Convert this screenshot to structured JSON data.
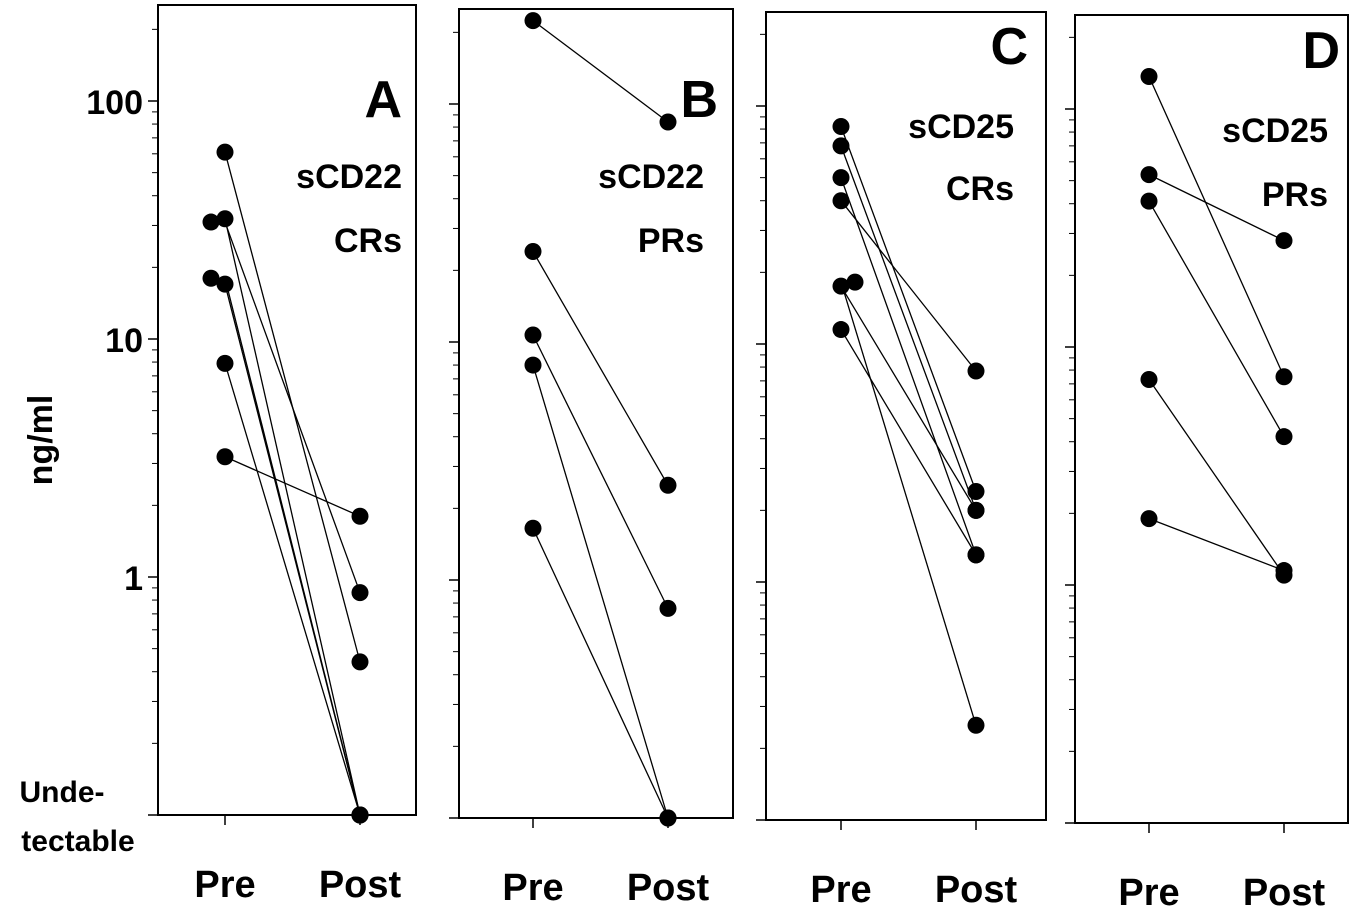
{
  "ylabel": "ng/ml",
  "y_tick_labels": [
    "100",
    "10",
    "1"
  ],
  "undetectable_label": [
    "Unde-",
    "tectable"
  ],
  "chart_data": [
    {
      "type": "line",
      "panel_letter": "A",
      "marker": "sCD22",
      "group": "CRs",
      "categories": [
        "Pre",
        "Post"
      ],
      "yscale": "log",
      "ylim": [
        0.1,
        250
      ],
      "undetectable_floor": 0.1,
      "subjects": [
        [
          61,
          0.44
        ],
        [
          31,
          0.86
        ],
        [
          32,
          0.1
        ],
        [
          17,
          0.1
        ],
        [
          18,
          0.1
        ],
        [
          7.9,
          0.1
        ],
        [
          3.2,
          1.8
        ]
      ]
    },
    {
      "type": "line",
      "panel_letter": "B",
      "marker": "sCD22",
      "group": "PRs",
      "categories": [
        "Pre",
        "Post"
      ],
      "yscale": "log",
      "ylim": [
        0.1,
        250
      ],
      "undetectable_floor": 0.1,
      "subjects": [
        [
          224,
          84
        ],
        [
          24,
          2.5
        ],
        [
          10.7,
          0.76
        ],
        [
          8,
          0.1
        ],
        [
          1.65,
          0.1
        ]
      ]
    },
    {
      "type": "line",
      "panel_letter": "C",
      "marker": "sCD25",
      "group": "CRs",
      "categories": [
        "Pre",
        "Post"
      ],
      "yscale": "log",
      "ylim": [
        0.1,
        250
      ],
      "undetectable_floor": 0.1,
      "subjects": [
        [
          82,
          2.4
        ],
        [
          68,
          2.0
        ],
        [
          50,
          1.3
        ],
        [
          40,
          7.7
        ],
        [
          18.2,
          0.25
        ],
        [
          17.5,
          2.0
        ],
        [
          11.5,
          1.3
        ]
      ]
    },
    {
      "type": "line",
      "panel_letter": "D",
      "marker": "sCD25",
      "group": "PRs",
      "categories": [
        "Pre",
        "Post"
      ],
      "yscale": "log",
      "ylim": [
        0.1,
        250
      ],
      "undetectable_floor": 0.1,
      "subjects": [
        [
          137,
          7.5
        ],
        [
          53,
          28
        ],
        [
          41,
          4.2
        ],
        [
          7.3,
          1.1
        ],
        [
          1.9,
          1.15
        ]
      ]
    }
  ]
}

____

**What needs to be done:**
Print out the whole of the material word for word, without pictures.

**Complete answer:**
Convert this screenshot to structured JSON data.
{
  "ylabel": "ng/ml",
  "y_tick_labels": [
    "100",
    "10",
    "1"
  ],
  "undetectable_label": [
    "Unde-",
    "tectable"
  ],
  "chart_data": [
    {
      "type": "line",
      "panel_letter": "A",
      "marker": "sCD22",
      "group": "CRs",
      "categories": [
        "Pre",
        "Post"
      ],
      "yscale": "log",
      "ylim": [
        0.1,
        250
      ],
      "undetectable_floor": 0.1,
      "subjects": [
        [
          61,
          0.44
        ],
        [
          31,
          0.86
        ],
        [
          32,
          0.1
        ],
        [
          17,
          0.1
        ],
        [
          18,
          0.1
        ],
        [
          7.9,
          0.1
        ],
        [
          3.2,
          1.8
        ]
      ]
    },
    {
      "type": "line",
      "panel_letter": "B",
      "marker": "sCD22",
      "group": "PRs",
      "categories": [
        "Pre",
        "Post"
      ],
      "yscale": "log",
      "ylim": [
        0.1,
        250
      ],
      "undetectable_floor": 0.1,
      "subjects": [
        [
          224,
          84
        ],
        [
          24,
          2.5
        ],
        [
          10.7,
          0.76
        ],
        [
          8,
          0.1
        ],
        [
          1.65,
          0.1
        ]
      ]
    },
    {
      "type": "line",
      "panel_letter": "C",
      "marker": "sCD25",
      "group": "CRs",
      "categories": [
        "Pre",
        "Post"
      ],
      "yscale": "log",
      "ylim": [
        0.1,
        250
      ],
      "undetectable_floor": 0.1,
      "subjects": [
        [
          82,
          2.4
        ],
        [
          68,
          2.0
        ],
        [
          50,
          1.3
        ],
        [
          40,
          7.7
        ],
        [
          18.2,
          0.25
        ],
        [
          17.5,
          2.0
        ],
        [
          11.5,
          1.3
        ]
      ]
    },
    {
      "type": "line",
      "panel_letter": "D",
      "marker": "sCD25",
      "group": "PRs",
      "categories": [
        "Pre",
        "Post"
      ],
      "yscale": "log",
      "ylim": [
        0.1,
        250
      ],
      "undetectable_floor": 0.1,
      "subjects": [
        [
          137,
          7.5
        ],
        [
          53,
          28
        ],
        [
          41,
          4.2
        ],
        [
          7.3,
          1.1
        ],
        [
          1.9,
          1.15
        ]
      ]
    }
  ]
}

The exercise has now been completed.